• **WHAT YOU WILL DO**:
Print each line exactly as it is given.

· · · ·

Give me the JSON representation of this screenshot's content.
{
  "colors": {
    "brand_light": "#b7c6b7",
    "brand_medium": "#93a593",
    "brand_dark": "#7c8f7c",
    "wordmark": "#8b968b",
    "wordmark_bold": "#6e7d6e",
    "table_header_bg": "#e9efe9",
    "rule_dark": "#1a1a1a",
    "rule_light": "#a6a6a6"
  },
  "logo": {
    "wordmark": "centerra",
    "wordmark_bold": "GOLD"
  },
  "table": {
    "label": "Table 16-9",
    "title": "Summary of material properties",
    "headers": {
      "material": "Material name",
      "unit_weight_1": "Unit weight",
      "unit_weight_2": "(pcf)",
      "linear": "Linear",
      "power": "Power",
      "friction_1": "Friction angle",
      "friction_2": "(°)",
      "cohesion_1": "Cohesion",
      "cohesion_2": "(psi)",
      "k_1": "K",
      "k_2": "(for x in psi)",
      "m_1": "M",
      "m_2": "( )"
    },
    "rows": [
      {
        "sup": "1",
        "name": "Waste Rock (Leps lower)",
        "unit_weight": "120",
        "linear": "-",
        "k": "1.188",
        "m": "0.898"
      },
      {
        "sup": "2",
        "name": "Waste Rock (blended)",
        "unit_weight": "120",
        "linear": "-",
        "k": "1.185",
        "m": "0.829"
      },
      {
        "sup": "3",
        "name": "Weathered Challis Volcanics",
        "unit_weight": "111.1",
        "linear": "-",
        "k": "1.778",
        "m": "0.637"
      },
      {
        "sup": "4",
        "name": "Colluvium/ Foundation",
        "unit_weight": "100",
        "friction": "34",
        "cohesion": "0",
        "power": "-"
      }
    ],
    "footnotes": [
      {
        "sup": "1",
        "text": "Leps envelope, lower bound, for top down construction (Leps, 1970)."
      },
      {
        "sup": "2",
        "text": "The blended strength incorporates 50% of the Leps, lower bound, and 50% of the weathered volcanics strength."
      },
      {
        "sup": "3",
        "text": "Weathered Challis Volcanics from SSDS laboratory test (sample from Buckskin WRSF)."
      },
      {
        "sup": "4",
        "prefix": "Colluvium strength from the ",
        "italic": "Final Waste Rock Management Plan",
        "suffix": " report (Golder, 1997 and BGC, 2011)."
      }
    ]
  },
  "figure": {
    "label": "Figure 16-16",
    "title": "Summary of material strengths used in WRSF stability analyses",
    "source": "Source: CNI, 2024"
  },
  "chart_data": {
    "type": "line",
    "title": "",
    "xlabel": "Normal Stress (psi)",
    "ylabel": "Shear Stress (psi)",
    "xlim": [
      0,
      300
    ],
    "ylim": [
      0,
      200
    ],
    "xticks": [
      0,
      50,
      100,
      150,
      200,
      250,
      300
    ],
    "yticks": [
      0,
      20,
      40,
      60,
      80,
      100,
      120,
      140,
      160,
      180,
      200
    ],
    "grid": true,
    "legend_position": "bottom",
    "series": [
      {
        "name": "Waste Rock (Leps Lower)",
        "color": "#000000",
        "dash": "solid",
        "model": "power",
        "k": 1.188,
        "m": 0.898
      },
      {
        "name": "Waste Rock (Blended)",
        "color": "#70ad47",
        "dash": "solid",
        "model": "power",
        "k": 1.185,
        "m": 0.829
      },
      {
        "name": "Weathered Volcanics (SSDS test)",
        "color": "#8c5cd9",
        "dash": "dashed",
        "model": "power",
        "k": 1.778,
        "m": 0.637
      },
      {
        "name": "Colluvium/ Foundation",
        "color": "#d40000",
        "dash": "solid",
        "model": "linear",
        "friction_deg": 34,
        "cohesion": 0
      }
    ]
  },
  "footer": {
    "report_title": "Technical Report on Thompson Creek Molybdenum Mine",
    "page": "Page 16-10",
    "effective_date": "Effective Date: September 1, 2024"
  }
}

· · · ·

• **RESPONSE BELOW**:
Give me the JSON representation of this screenshot's content.
{
  "colors": {
    "brand_light": "#b7c6b7",
    "brand_medium": "#93a593",
    "brand_dark": "#7c8f7c",
    "wordmark": "#8b968b",
    "wordmark_bold": "#6e7d6e",
    "table_header_bg": "#e9efe9",
    "rule_dark": "#1a1a1a",
    "rule_light": "#a6a6a6"
  },
  "logo": {
    "wordmark": "centerra",
    "wordmark_bold": "GOLD"
  },
  "table": {
    "label": "Table 16-9",
    "title": "Summary of material properties",
    "headers": {
      "material": "Material name",
      "unit_weight_1": "Unit weight",
      "unit_weight_2": "(pcf)",
      "linear": "Linear",
      "power": "Power",
      "friction_1": "Friction angle",
      "friction_2": "(°)",
      "cohesion_1": "Cohesion",
      "cohesion_2": "(psi)",
      "k_1": "K",
      "k_2": "(for x in psi)",
      "m_1": "M",
      "m_2": "( )"
    },
    "rows": [
      {
        "sup": "1",
        "name": "Waste Rock (Leps lower)",
        "unit_weight": "120",
        "linear": "-",
        "k": "1.188",
        "m": "0.898"
      },
      {
        "sup": "2",
        "name": "Waste Rock (blended)",
        "unit_weight": "120",
        "linear": "-",
        "k": "1.185",
        "m": "0.829"
      },
      {
        "sup": "3",
        "name": "Weathered Challis Volcanics",
        "unit_weight": "111.1",
        "linear": "-",
        "k": "1.778",
        "m": "0.637"
      },
      {
        "sup": "4",
        "name": "Colluvium/ Foundation",
        "unit_weight": "100",
        "friction": "34",
        "cohesion": "0",
        "power": "-"
      }
    ],
    "footnotes": [
      {
        "sup": "1",
        "text": "Leps envelope, lower bound, for top down construction (Leps, 1970)."
      },
      {
        "sup": "2",
        "text": "The blended strength incorporates 50% of the Leps, lower bound, and 50% of the weathered volcanics strength."
      },
      {
        "sup": "3",
        "text": "Weathered Challis Volcanics from SSDS laboratory test (sample from Buckskin WRSF)."
      },
      {
        "sup": "4",
        "prefix": "Colluvium strength from the ",
        "italic": "Final Waste Rock Management Plan",
        "suffix": " report (Golder, 1997 and BGC, 2011)."
      }
    ]
  },
  "figure": {
    "label": "Figure 16-16",
    "title": "Summary of material strengths used in WRSF stability analyses",
    "source": "Source: CNI, 2024"
  },
  "chart_data": {
    "type": "line",
    "title": "",
    "xlabel": "Normal Stress (psi)",
    "ylabel": "Shear Stress (psi)",
    "xlim": [
      0,
      300
    ],
    "ylim": [
      0,
      200
    ],
    "xticks": [
      0,
      50,
      100,
      150,
      200,
      250,
      300
    ],
    "yticks": [
      0,
      20,
      40,
      60,
      80,
      100,
      120,
      140,
      160,
      180,
      200
    ],
    "grid": true,
    "legend_position": "bottom",
    "series": [
      {
        "name": "Waste Rock (Leps Lower)",
        "color": "#000000",
        "dash": "solid",
        "model": "power",
        "k": 1.188,
        "m": 0.898
      },
      {
        "name": "Waste Rock (Blended)",
        "color": "#70ad47",
        "dash": "solid",
        "model": "power",
        "k": 1.185,
        "m": 0.829
      },
      {
        "name": "Weathered Volcanics (SSDS test)",
        "color": "#8c5cd9",
        "dash": "dashed",
        "model": "power",
        "k": 1.778,
        "m": 0.637
      },
      {
        "name": "Colluvium/ Foundation",
        "color": "#d40000",
        "dash": "solid",
        "model": "linear",
        "friction_deg": 34,
        "cohesion": 0
      }
    ]
  },
  "footer": {
    "report_title": "Technical Report on Thompson Creek Molybdenum Mine",
    "page": "Page 16-10",
    "effective_date": "Effective Date: September 1, 2024"
  }
}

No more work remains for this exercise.